** The exercise **
Filter the records below and copy every line containing the word "Hispanic".

----------------

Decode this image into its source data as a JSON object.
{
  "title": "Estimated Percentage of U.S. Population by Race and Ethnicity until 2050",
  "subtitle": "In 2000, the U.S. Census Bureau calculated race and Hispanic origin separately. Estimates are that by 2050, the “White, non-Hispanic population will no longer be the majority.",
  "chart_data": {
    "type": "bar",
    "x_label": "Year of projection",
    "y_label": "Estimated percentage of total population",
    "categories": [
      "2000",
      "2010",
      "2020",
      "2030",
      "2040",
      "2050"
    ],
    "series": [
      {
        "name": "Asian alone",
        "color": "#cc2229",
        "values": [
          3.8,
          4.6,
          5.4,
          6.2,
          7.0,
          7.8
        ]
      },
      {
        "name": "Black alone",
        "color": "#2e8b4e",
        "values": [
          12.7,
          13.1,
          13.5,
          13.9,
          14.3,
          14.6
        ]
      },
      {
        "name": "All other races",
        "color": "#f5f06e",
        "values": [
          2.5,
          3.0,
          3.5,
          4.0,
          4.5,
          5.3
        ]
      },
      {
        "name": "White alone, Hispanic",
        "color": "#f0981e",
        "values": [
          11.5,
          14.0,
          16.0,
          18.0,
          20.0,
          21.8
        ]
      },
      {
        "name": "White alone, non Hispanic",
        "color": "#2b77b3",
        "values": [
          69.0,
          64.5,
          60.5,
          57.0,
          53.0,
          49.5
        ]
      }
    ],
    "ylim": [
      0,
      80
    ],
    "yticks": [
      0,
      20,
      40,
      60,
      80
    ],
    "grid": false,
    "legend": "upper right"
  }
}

----------------

** Reply **
  "subtitle": "In 2000, the U.S. Census Bureau calculated race and Hispanic origin separately. Estimates are that by 2050, the “White, non-Hispanic population will no longer be the majority.",
        "name": "White alone, Hispanic",
        "name": "White alone, non Hispanic",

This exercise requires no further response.